**Objective:**
Check every line of the entries for "icon", and copy the lines that hold it.

•••••

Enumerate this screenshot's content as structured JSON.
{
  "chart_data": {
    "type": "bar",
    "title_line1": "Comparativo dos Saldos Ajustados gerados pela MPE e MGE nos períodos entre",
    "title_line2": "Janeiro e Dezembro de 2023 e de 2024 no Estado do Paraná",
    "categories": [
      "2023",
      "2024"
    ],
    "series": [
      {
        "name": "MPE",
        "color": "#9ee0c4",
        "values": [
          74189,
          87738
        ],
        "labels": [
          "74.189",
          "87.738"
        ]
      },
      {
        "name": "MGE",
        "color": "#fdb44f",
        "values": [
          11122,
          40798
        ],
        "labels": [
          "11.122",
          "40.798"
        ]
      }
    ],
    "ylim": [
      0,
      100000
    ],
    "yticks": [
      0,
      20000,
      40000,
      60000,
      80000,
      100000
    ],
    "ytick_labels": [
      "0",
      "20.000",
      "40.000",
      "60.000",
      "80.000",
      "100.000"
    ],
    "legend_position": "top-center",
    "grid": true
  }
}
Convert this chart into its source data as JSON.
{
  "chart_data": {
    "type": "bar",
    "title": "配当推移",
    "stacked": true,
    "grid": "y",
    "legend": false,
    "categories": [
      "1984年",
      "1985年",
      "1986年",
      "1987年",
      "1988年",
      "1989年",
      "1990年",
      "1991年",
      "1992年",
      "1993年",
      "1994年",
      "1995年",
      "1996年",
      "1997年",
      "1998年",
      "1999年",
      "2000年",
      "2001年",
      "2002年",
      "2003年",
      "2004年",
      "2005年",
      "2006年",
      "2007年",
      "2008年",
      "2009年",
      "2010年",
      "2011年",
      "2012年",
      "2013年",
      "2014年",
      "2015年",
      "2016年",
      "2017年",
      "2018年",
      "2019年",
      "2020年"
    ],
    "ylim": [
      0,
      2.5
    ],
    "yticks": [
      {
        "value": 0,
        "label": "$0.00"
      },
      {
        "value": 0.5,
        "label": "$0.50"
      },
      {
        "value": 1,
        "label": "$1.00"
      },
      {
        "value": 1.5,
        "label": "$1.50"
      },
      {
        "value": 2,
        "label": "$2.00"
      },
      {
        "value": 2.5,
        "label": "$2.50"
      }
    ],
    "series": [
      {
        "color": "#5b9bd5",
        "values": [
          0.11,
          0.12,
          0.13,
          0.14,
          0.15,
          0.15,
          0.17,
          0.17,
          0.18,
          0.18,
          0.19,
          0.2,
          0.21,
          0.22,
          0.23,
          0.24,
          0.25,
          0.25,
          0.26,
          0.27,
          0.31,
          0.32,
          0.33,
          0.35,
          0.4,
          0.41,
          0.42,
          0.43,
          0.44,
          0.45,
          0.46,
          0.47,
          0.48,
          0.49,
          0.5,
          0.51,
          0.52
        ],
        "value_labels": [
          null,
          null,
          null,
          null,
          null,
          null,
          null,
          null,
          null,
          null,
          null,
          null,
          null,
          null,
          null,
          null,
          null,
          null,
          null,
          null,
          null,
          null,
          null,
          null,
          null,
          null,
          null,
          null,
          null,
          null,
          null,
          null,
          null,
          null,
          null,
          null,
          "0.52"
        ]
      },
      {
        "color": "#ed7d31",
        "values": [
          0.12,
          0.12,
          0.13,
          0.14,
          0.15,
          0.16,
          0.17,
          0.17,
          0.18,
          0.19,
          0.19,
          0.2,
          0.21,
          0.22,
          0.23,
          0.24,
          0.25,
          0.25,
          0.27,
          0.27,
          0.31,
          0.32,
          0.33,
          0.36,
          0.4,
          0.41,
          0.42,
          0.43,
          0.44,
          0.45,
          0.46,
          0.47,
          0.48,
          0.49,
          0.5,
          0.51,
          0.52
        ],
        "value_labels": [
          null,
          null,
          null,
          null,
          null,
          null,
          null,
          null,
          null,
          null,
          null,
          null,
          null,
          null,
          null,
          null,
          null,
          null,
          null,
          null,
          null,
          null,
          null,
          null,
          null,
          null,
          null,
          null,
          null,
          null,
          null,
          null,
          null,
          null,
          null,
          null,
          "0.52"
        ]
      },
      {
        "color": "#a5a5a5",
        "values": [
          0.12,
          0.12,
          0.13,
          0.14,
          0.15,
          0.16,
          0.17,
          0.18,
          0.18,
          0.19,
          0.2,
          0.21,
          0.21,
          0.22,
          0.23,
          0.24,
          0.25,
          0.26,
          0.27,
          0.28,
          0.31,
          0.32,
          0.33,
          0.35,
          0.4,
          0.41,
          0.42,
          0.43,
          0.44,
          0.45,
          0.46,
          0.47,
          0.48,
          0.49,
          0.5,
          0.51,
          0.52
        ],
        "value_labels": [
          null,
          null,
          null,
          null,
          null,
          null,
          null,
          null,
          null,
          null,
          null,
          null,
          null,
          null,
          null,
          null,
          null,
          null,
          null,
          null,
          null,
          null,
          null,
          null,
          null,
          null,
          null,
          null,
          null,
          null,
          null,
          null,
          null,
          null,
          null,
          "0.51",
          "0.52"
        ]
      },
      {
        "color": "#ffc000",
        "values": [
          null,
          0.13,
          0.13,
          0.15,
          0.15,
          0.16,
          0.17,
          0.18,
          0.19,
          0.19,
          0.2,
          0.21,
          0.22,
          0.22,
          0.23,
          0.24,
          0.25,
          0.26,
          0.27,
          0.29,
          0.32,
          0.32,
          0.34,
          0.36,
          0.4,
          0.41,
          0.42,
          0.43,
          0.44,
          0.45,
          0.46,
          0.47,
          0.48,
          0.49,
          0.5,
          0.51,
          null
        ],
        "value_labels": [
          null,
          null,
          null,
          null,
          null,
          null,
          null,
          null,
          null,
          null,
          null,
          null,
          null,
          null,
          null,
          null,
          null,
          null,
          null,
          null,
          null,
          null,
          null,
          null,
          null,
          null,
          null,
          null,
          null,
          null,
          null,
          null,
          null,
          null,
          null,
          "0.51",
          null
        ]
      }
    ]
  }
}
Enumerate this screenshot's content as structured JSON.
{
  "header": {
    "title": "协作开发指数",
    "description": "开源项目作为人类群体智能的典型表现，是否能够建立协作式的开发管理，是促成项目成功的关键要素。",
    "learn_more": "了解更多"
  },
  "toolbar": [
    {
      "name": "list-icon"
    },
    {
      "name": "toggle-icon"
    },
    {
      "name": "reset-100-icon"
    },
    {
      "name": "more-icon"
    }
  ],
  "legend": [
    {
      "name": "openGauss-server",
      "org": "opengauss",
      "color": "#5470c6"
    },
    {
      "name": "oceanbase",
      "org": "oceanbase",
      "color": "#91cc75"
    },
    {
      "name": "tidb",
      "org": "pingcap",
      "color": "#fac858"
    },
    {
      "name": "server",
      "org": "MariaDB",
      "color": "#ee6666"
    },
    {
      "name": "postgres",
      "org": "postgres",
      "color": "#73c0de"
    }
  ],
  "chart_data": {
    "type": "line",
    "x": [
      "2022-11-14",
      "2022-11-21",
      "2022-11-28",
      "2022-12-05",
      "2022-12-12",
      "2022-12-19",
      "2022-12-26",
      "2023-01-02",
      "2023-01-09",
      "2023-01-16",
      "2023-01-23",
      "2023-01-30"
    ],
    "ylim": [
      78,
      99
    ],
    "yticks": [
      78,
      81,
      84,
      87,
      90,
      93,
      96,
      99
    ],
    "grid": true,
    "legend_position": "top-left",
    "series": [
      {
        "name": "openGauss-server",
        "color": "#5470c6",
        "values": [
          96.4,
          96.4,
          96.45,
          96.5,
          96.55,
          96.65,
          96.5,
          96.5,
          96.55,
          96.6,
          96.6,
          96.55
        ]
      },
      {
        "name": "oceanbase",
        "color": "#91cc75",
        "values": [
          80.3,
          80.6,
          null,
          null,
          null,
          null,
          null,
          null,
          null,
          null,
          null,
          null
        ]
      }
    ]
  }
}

•••••

**Solution for this task:**
      "name": "list-icon"
      "name": "toggle-icon"
      "name": "reset-100-icon"
      "name": "more-icon"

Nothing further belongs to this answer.